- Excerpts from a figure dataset

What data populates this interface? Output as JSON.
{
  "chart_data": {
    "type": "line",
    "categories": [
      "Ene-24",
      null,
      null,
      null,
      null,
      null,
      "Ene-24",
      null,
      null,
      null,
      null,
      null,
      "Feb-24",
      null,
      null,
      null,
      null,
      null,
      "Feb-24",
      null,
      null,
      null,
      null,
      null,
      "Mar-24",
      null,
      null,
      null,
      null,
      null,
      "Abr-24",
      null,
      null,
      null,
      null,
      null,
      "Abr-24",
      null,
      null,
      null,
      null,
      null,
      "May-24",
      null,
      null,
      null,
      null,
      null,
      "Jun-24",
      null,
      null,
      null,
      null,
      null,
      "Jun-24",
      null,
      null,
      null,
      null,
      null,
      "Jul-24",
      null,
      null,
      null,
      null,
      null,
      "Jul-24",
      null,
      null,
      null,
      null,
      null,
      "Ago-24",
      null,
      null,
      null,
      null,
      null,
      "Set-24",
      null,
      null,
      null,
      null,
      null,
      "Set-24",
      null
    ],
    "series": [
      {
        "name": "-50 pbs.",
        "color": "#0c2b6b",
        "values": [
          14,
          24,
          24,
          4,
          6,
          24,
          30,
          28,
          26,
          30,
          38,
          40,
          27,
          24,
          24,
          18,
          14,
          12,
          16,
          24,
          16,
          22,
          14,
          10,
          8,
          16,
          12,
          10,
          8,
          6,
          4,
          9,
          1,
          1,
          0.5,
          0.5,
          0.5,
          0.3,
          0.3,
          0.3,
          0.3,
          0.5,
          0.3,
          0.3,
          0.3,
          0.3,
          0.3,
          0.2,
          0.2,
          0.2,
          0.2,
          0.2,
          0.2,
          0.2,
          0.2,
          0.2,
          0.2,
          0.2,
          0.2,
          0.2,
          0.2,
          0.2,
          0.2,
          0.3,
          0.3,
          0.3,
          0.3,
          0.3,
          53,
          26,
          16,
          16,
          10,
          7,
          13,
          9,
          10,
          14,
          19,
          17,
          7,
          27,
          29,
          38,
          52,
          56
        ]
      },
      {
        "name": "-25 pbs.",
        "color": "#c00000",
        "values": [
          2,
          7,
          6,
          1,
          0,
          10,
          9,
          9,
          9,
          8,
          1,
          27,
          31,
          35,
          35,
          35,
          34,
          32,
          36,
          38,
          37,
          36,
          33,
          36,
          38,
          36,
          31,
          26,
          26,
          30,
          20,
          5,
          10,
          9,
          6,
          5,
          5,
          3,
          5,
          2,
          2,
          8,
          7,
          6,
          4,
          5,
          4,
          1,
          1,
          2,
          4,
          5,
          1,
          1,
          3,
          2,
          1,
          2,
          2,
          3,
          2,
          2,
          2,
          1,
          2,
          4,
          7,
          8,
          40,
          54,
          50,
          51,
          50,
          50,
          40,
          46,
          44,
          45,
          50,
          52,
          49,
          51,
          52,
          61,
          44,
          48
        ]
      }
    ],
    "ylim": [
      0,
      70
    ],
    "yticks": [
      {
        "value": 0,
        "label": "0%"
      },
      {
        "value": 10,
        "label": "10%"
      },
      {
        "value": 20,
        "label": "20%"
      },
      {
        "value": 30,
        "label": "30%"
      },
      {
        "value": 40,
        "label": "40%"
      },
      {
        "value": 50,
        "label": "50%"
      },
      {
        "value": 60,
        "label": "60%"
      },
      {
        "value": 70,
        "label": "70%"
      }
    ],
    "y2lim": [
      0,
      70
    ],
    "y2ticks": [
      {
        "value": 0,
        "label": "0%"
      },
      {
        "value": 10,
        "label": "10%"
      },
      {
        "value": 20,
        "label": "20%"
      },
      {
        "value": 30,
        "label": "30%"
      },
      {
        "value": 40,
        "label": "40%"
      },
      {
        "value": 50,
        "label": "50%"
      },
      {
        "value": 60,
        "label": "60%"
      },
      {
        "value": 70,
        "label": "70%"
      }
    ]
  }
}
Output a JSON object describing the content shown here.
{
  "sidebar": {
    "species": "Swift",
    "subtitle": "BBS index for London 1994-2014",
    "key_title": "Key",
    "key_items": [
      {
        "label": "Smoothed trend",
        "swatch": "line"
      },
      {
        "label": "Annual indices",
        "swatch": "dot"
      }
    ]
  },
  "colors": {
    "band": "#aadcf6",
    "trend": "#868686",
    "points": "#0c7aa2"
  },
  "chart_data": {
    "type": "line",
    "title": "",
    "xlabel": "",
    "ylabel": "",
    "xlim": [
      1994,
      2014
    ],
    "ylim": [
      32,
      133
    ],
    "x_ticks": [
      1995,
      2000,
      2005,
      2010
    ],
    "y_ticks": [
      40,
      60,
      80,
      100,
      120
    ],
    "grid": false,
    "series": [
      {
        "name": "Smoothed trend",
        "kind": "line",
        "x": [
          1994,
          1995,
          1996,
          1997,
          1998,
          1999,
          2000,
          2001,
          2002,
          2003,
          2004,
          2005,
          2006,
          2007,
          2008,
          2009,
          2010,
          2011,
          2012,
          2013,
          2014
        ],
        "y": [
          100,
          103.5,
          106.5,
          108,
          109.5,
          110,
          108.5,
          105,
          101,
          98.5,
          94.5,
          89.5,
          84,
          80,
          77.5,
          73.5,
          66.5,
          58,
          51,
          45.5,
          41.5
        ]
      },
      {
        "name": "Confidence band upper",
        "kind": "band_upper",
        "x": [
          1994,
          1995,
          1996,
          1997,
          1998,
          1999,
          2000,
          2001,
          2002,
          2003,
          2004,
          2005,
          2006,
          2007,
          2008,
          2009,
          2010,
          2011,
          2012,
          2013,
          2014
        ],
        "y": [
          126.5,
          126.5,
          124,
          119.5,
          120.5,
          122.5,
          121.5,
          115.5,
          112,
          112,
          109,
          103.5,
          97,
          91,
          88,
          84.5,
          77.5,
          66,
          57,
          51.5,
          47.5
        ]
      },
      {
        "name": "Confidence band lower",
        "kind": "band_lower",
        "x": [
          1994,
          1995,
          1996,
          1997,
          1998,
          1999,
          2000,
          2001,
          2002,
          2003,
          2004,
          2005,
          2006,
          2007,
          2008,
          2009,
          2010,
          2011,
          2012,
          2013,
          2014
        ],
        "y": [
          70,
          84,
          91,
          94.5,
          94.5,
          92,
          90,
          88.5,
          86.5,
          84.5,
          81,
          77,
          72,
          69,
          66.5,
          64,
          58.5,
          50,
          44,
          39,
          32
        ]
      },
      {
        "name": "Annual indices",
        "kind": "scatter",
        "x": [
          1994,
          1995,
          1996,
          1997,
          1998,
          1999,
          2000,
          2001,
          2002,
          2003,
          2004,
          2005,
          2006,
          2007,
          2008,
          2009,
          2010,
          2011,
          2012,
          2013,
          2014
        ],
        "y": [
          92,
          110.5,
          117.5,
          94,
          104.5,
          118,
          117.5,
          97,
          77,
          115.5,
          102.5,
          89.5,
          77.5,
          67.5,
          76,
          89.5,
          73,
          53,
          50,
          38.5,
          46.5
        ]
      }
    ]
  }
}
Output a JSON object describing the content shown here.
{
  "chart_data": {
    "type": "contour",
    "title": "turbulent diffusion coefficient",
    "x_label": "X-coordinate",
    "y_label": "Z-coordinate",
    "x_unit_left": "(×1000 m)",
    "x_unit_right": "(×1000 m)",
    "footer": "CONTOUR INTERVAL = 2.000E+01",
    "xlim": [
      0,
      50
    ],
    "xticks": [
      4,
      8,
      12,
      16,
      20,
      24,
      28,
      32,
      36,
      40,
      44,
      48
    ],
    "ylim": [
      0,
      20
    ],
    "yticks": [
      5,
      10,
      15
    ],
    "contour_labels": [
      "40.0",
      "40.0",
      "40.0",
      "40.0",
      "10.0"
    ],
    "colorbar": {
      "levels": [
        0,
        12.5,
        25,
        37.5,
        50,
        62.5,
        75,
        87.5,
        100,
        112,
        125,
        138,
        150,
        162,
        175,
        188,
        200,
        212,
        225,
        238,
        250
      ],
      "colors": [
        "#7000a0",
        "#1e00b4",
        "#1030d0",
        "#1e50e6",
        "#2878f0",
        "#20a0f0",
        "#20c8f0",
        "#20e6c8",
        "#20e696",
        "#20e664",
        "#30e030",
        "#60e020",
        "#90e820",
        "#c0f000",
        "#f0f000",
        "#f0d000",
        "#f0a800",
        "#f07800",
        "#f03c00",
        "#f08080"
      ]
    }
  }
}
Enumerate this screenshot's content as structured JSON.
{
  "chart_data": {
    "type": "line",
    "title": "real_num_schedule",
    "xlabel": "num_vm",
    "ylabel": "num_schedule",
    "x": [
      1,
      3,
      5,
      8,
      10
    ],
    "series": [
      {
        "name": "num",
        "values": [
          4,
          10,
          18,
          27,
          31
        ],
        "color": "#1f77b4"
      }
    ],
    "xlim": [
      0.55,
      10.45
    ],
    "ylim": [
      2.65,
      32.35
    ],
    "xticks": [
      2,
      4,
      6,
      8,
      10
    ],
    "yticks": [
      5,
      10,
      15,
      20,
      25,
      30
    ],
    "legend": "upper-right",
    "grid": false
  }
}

- Problem to solve
Extract each line from the listing that holds the word "name".

- Finished exercise
        "name": "-50 pbs.",
        "name": "-25 pbs.",
        "name": "Smoothed trend",
        "name": "Confidence band upper",
        "name": "Confidence band lower",
        "name": "Annual indices",
        "name": "num",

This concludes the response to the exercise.